— START ROWS —

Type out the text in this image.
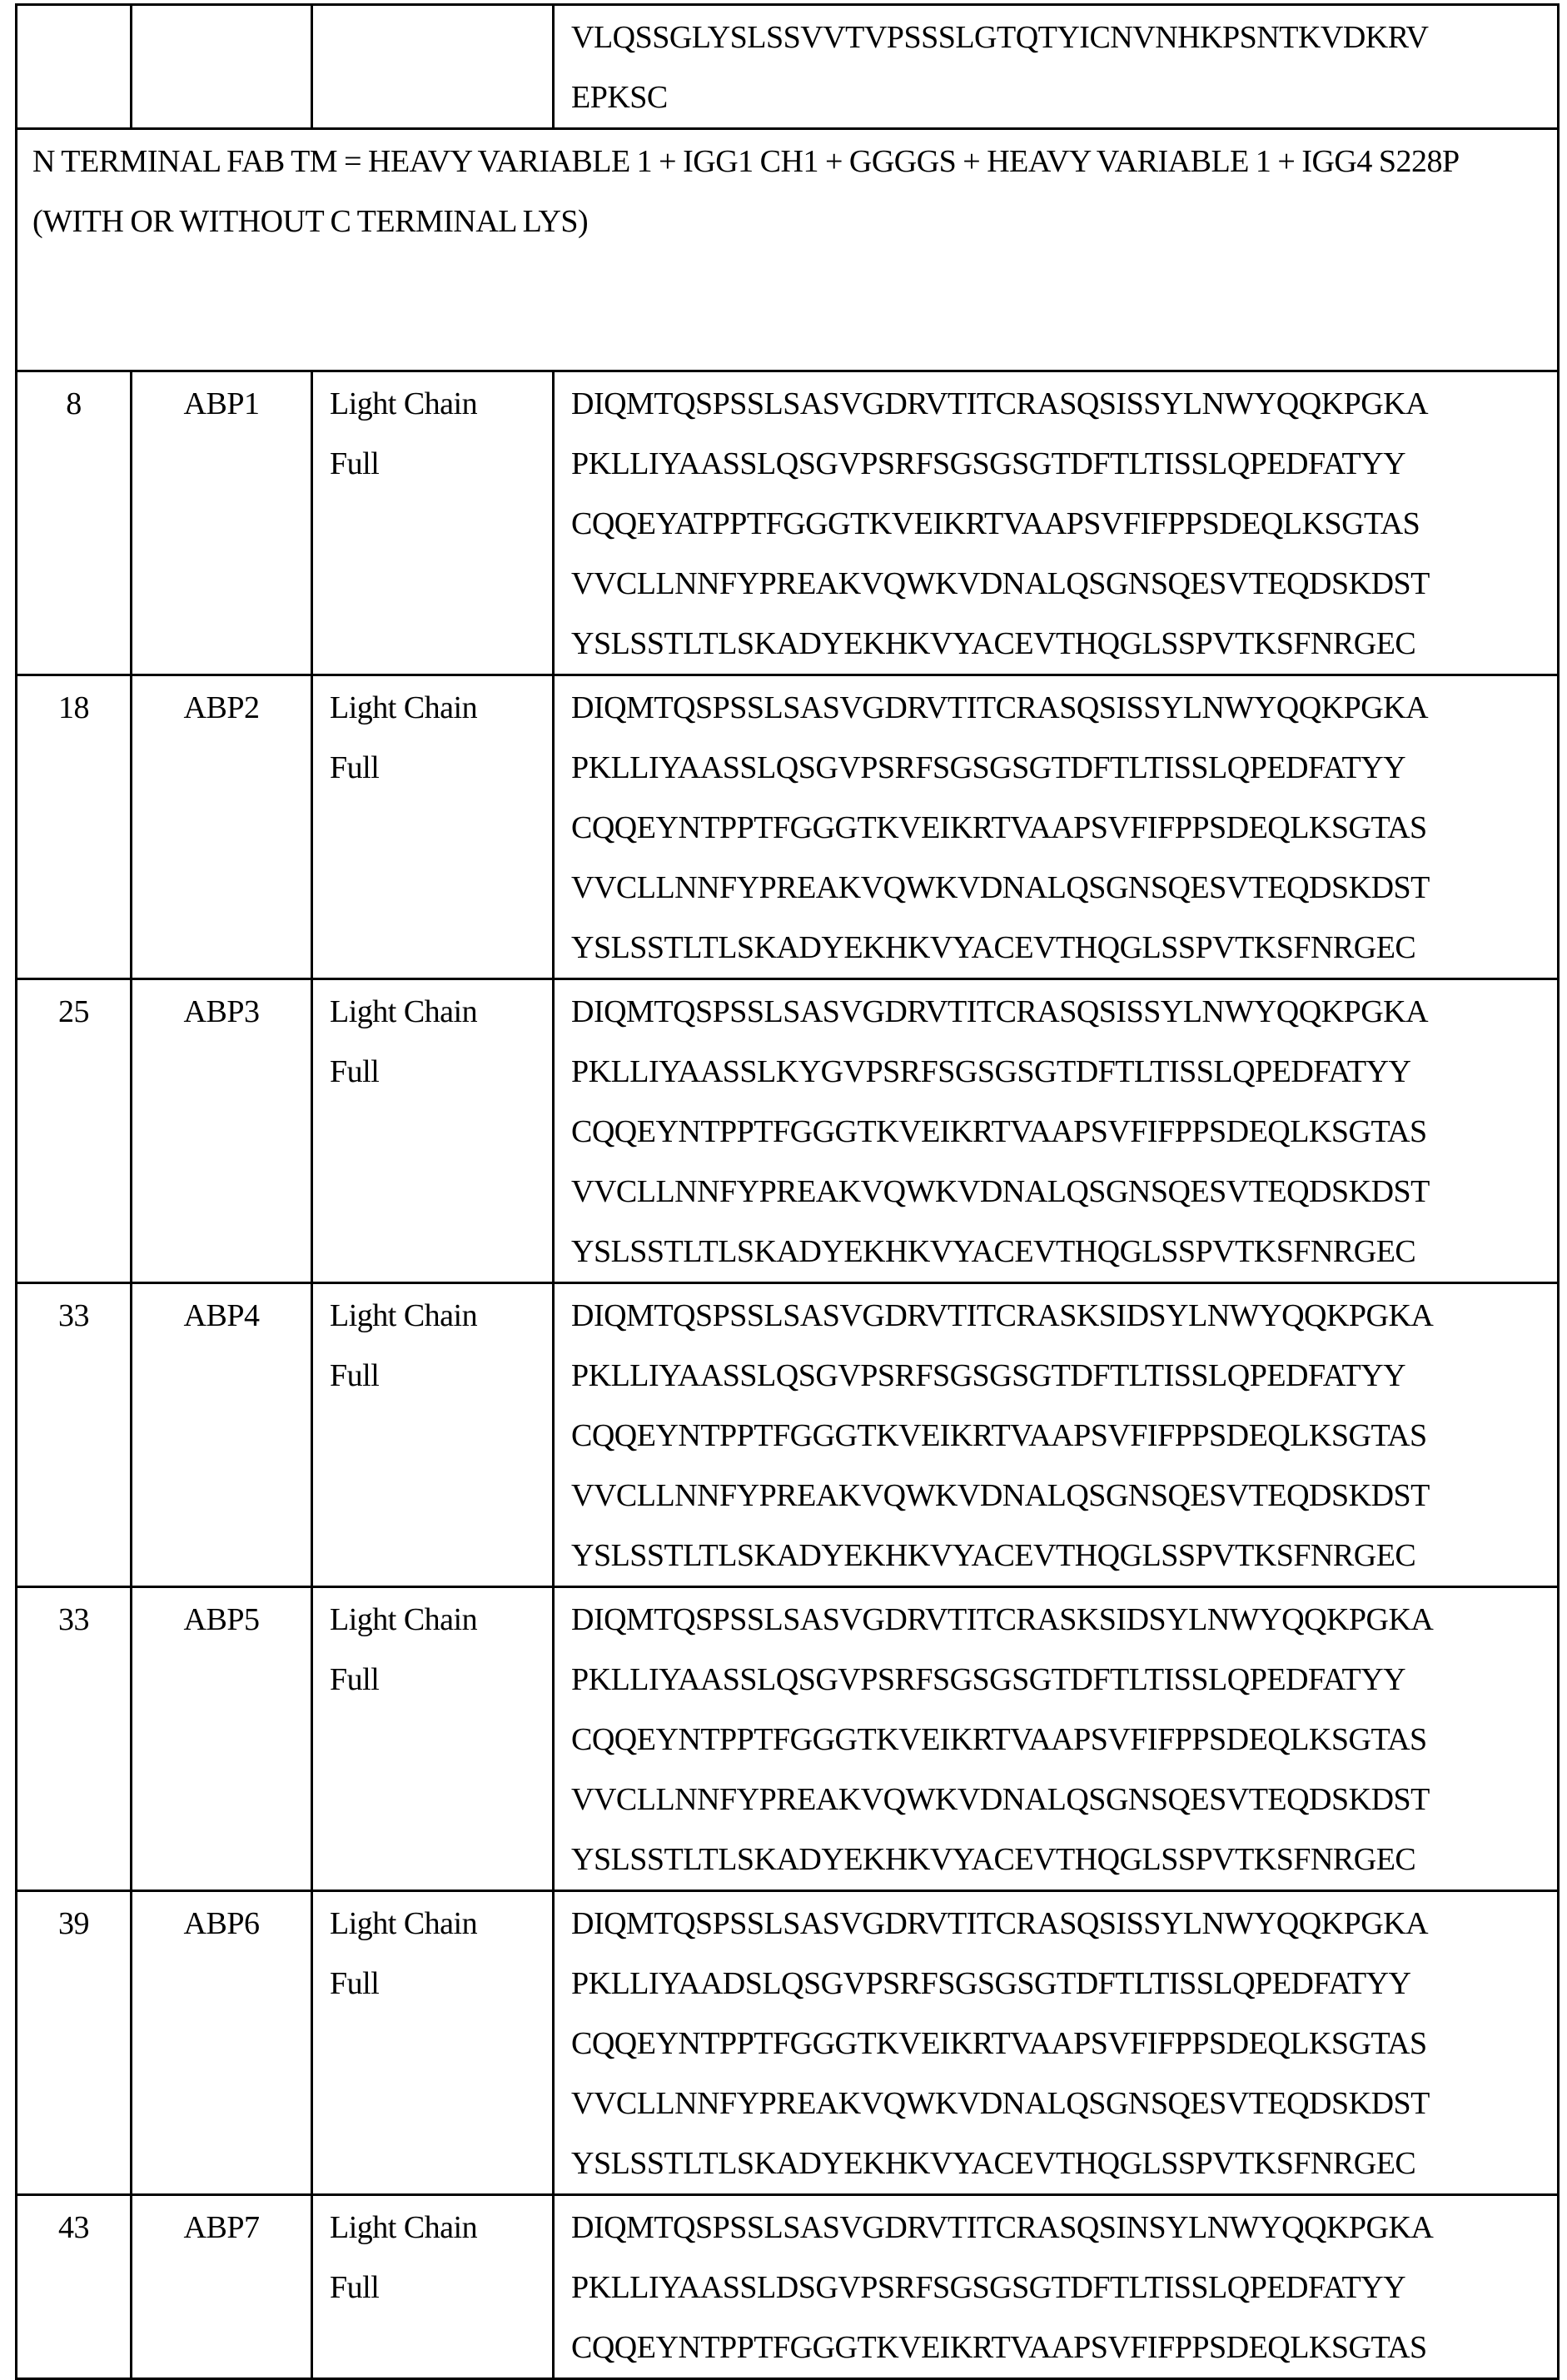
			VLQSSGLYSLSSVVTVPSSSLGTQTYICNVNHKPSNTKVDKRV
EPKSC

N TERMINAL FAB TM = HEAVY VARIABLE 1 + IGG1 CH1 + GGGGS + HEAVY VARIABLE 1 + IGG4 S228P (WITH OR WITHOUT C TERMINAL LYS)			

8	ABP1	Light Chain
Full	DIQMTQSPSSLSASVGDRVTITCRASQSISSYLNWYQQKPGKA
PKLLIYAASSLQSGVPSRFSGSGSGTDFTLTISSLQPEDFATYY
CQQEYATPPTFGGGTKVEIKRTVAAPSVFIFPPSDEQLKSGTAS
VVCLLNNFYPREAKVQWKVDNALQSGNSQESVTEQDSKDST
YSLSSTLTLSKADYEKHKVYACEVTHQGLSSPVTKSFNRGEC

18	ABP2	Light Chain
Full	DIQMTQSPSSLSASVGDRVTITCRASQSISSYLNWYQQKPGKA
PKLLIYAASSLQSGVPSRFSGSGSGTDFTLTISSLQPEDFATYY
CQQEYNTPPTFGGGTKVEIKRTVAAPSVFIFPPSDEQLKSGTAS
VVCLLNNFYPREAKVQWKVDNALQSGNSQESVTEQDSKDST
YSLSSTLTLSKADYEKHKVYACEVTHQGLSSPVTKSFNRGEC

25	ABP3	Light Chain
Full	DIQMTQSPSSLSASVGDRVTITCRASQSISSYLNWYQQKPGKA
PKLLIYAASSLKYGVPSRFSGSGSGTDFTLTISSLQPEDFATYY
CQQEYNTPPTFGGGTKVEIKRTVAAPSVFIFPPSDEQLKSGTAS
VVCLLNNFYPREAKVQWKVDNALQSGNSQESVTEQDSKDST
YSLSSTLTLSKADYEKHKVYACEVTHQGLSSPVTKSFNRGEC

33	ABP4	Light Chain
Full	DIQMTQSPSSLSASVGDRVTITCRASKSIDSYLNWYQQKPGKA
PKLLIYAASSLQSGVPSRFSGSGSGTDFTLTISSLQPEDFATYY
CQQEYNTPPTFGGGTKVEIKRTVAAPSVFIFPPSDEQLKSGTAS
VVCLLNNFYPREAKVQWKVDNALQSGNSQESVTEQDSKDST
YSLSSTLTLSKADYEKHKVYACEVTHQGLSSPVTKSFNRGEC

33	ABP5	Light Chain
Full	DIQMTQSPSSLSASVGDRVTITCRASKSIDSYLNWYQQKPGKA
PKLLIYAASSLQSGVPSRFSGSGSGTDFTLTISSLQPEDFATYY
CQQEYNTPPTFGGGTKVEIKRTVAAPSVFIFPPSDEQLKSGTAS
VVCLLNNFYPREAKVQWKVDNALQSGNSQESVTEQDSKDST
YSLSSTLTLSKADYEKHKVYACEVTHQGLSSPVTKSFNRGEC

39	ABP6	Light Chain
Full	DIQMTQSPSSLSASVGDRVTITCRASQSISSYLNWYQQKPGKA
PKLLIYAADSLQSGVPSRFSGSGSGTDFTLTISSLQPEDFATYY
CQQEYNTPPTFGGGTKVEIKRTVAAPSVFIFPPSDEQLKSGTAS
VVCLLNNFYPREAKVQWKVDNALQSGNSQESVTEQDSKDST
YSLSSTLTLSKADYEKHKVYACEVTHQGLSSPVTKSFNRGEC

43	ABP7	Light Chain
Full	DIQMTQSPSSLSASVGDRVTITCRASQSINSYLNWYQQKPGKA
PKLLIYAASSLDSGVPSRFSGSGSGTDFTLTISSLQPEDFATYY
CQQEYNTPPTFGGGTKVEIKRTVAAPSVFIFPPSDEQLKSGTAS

— END ROWS —
— START ROWS —

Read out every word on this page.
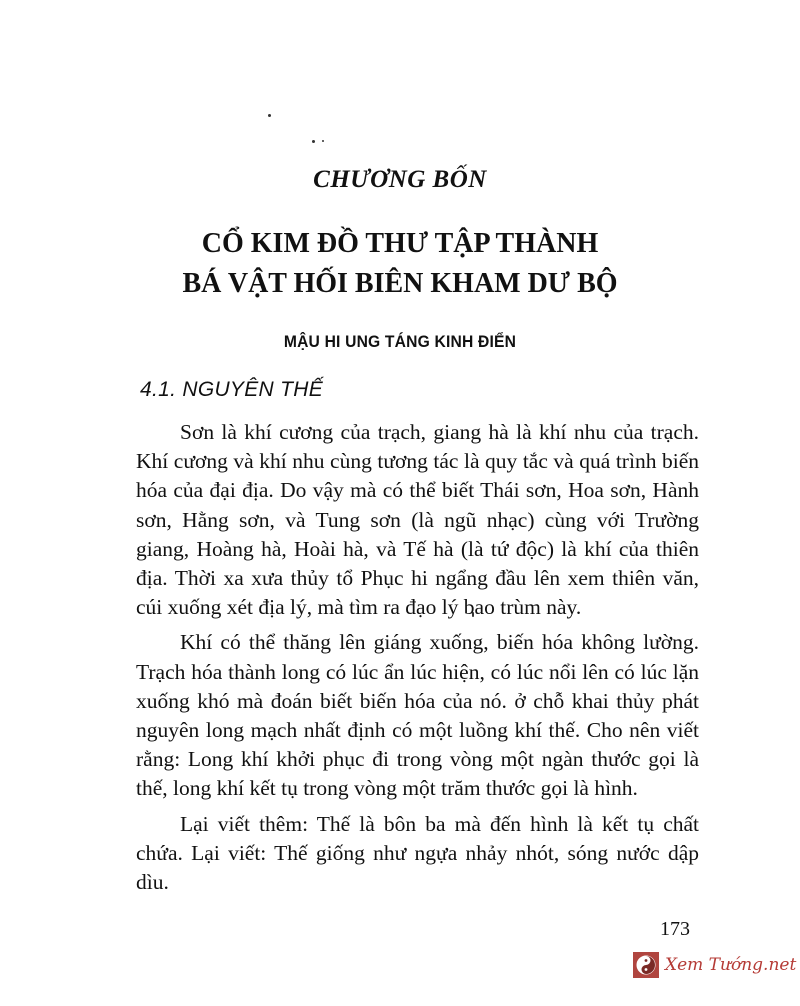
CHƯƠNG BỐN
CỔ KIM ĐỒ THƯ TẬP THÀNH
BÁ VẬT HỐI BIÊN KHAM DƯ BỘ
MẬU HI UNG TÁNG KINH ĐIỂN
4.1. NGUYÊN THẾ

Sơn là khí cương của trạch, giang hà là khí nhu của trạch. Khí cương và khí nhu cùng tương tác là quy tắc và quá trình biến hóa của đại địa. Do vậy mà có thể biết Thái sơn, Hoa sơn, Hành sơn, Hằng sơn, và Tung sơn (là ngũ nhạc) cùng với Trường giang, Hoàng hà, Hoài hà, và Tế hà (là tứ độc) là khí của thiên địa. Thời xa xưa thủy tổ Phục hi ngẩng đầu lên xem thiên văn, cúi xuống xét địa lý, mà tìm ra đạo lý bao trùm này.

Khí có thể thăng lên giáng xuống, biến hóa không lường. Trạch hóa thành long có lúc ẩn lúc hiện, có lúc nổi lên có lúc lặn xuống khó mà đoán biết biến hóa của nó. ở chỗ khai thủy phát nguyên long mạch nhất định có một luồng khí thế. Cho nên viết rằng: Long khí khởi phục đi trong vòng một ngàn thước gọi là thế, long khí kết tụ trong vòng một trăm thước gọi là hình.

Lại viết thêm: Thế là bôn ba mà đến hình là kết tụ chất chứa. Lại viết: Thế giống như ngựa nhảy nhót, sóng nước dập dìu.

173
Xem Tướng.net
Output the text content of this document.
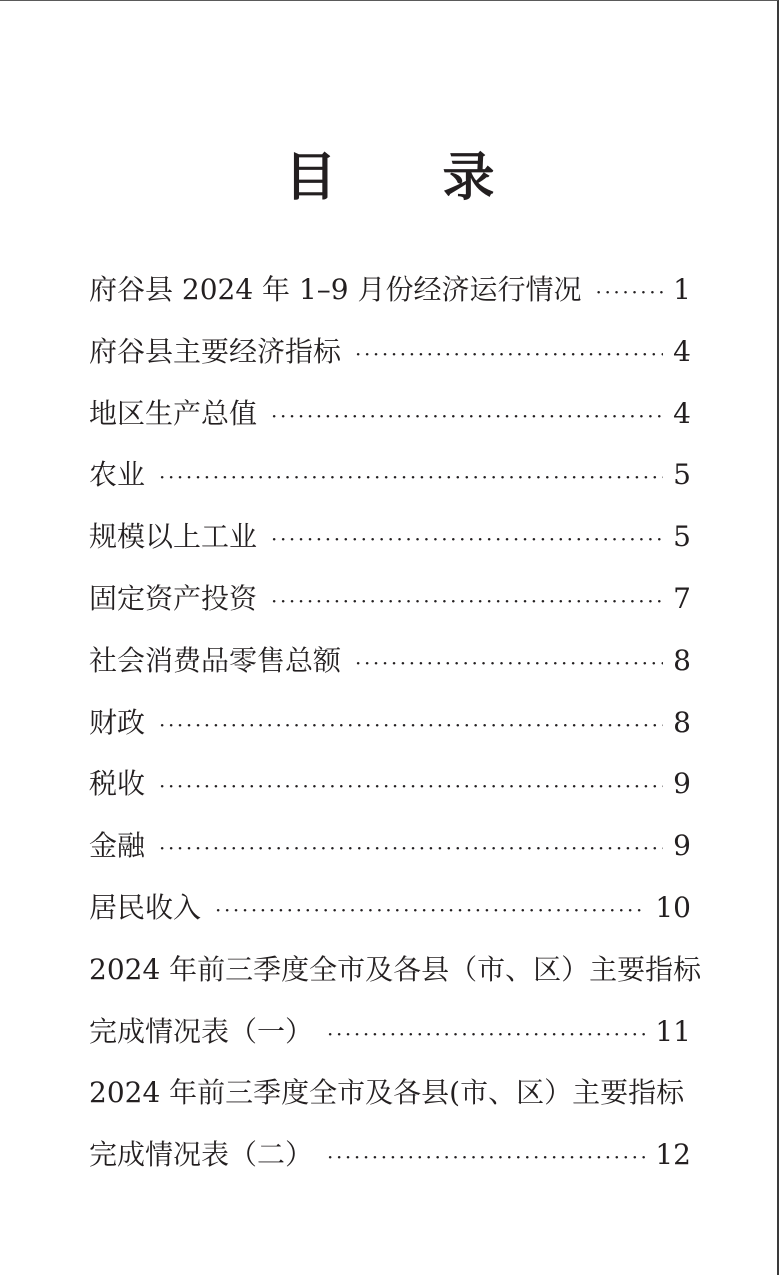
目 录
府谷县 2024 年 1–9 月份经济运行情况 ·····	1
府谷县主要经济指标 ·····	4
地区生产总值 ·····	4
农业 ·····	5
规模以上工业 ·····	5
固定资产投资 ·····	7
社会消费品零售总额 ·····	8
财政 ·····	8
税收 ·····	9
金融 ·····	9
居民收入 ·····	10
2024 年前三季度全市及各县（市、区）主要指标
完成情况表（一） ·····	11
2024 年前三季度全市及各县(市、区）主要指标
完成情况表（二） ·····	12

— END ROWS —

» **WRITTEN REQUEST**: Filter for "hình". Return all lines that hold it.

» **SOLUTION TO THIS PROBLEM**:
Khí có thể thăng lên giáng xuống, biến hóa không lường. Trạch hóa thành long có lúc ẩn lúc hiện, có lúc nổi lên có lúc lặn xuống khó mà đoán biết biến hóa của nó. ở chỗ khai thủy phát nguyên long mạch nhất định có một luồng khí thế. Cho nên viết rằng: Long khí khởi phục đi trong vòng một ngàn thước gọi là thế, long khí kết tụ trong vòng một trăm thước gọi là hình.
Lại viết thêm: Thế là bôn ba mà đến hình là kết tụ chất chứa. Lại viết: Thế giống như ngựa nhảy nhót, sóng nước dập dìu.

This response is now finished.